### WHAT THIS TASK INVOLVES
Look over the entries that follow and work out how many lines contain "nostrud". State the number only.
** START STORED ROWS **
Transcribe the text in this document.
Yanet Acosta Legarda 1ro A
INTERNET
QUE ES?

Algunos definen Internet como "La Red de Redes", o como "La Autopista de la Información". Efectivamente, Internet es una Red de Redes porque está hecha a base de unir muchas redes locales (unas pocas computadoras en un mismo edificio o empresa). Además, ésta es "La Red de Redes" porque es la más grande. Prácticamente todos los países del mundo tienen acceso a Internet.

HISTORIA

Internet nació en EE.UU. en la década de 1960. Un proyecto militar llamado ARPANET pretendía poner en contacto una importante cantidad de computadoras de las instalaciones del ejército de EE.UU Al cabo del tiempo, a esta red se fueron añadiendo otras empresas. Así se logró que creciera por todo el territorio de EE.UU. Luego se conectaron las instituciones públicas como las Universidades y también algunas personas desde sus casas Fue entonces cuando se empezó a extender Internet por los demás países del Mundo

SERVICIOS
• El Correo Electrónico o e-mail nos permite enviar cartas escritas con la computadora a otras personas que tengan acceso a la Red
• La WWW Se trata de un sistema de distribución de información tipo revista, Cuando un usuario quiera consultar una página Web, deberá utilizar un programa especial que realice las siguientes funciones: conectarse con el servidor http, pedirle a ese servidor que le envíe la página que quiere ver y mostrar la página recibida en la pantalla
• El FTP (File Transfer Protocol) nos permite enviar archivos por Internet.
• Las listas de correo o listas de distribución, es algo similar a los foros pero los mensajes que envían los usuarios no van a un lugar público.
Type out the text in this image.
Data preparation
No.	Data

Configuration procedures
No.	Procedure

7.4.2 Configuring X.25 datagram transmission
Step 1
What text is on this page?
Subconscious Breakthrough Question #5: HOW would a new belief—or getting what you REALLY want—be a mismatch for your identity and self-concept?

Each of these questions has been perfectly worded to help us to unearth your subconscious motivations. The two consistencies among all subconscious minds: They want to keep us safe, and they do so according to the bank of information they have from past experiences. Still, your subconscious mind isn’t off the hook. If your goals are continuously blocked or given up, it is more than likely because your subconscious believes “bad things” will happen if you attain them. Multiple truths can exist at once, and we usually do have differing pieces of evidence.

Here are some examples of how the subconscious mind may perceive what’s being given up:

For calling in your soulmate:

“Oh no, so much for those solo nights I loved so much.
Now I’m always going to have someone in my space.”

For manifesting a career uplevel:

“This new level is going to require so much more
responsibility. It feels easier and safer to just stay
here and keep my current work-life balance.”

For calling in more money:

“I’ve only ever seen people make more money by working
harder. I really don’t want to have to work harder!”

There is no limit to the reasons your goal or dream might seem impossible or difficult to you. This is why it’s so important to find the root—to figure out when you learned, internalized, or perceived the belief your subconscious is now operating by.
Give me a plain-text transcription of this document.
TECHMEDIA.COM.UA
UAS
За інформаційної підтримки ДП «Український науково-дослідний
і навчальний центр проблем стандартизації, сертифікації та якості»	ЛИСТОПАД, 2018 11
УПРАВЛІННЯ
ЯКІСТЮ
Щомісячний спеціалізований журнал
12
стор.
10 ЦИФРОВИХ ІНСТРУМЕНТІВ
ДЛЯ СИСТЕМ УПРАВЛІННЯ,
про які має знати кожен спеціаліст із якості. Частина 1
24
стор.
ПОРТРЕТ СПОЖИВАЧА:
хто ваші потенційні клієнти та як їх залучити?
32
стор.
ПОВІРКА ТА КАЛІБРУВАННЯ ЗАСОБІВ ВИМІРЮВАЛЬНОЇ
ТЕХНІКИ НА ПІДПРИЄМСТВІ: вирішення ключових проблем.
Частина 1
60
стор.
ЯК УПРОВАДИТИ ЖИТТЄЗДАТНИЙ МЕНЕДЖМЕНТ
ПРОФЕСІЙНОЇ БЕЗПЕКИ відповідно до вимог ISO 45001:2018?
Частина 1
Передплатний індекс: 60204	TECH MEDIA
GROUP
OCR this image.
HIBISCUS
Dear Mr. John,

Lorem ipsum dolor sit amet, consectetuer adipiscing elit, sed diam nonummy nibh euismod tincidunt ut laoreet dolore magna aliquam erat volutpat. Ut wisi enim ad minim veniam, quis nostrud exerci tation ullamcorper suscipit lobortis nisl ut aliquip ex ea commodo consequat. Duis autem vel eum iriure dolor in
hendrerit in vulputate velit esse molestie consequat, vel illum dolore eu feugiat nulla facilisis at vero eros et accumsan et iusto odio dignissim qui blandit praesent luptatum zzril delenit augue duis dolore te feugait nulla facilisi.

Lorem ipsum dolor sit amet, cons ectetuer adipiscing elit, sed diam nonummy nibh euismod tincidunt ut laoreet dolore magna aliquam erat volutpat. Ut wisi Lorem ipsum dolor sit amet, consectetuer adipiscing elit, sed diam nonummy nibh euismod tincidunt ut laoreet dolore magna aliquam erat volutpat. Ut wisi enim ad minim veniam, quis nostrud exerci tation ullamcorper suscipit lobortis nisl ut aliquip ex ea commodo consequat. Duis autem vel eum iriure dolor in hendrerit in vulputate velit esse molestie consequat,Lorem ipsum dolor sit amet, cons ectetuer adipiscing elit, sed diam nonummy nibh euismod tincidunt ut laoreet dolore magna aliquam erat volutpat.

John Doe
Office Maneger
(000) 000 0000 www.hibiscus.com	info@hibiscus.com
** END STORED ROWS **
### REPLY TO THE EXERCISE
2